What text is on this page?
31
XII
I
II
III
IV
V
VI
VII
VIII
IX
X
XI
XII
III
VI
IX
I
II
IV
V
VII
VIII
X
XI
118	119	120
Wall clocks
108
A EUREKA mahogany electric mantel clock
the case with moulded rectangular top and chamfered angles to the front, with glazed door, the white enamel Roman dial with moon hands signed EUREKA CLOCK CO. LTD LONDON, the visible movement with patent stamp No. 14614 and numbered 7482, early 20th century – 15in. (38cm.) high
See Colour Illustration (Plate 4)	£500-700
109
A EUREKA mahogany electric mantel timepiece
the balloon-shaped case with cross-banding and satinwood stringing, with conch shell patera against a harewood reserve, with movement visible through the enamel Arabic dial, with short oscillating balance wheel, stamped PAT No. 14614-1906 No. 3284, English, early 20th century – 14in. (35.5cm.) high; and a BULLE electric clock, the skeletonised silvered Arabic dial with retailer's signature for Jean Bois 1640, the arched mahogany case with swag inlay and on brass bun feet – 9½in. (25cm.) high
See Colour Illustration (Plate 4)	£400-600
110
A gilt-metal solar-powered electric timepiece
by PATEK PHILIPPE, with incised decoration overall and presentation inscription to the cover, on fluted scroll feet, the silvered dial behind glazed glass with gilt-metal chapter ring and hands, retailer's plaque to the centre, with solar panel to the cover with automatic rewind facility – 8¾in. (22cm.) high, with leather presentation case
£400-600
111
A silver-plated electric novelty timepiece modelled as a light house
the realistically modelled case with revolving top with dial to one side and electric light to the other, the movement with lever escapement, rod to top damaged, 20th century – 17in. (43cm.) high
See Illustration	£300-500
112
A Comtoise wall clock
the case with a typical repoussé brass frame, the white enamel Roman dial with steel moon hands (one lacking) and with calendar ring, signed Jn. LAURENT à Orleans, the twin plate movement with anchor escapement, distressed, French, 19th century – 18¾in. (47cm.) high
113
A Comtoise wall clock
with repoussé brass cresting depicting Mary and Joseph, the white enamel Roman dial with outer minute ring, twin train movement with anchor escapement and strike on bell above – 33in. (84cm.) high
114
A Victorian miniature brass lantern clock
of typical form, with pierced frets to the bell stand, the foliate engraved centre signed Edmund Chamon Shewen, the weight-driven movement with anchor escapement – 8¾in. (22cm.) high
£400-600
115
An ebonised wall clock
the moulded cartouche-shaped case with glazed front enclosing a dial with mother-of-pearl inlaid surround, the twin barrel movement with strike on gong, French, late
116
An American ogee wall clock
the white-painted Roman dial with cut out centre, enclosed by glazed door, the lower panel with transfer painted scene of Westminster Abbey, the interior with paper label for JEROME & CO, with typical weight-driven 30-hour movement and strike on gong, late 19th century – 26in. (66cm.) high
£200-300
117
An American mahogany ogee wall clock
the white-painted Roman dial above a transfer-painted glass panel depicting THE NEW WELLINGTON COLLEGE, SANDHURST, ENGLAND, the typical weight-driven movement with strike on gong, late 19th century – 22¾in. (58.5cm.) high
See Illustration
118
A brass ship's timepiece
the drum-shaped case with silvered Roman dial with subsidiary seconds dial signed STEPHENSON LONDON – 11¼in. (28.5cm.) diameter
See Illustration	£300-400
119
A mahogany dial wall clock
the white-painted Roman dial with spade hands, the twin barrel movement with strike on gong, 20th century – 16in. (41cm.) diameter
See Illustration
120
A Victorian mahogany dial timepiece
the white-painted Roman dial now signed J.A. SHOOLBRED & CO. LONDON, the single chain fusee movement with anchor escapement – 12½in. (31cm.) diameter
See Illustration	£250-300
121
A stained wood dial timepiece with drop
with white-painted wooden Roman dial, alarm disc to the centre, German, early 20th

————————

### Exercise directions
Look through the entries above and report each line where the string "visible" occurs.

### Response
the case with moulded rectangular top and chamfered angles to the front, with glazed door, the white enamel Roman dial with moon hands signed EUREKA CLOCK CO. LTD LONDON, the visible movement with patent stamp No. 14614 and numbered 7482, early 20th century – 15in. (38cm.) high
the balloon-shaped case with cross-banding and satinwood stringing, with conch shell patera against a harewood reserve, with movement visible through the enamel Arabic dial, with short oscillating balance wheel, stamped PAT No. 14614-1906 No. 3284, English, early 20th century – 14in. (35.5cm.) high; and a BULLE electric clock, the skeletonised silvered Arabic dial with retailer's signature for Jean Bois 1640, the arched mahogany case with swag inlay and on brass bun feet – 9½in. (25cm.) high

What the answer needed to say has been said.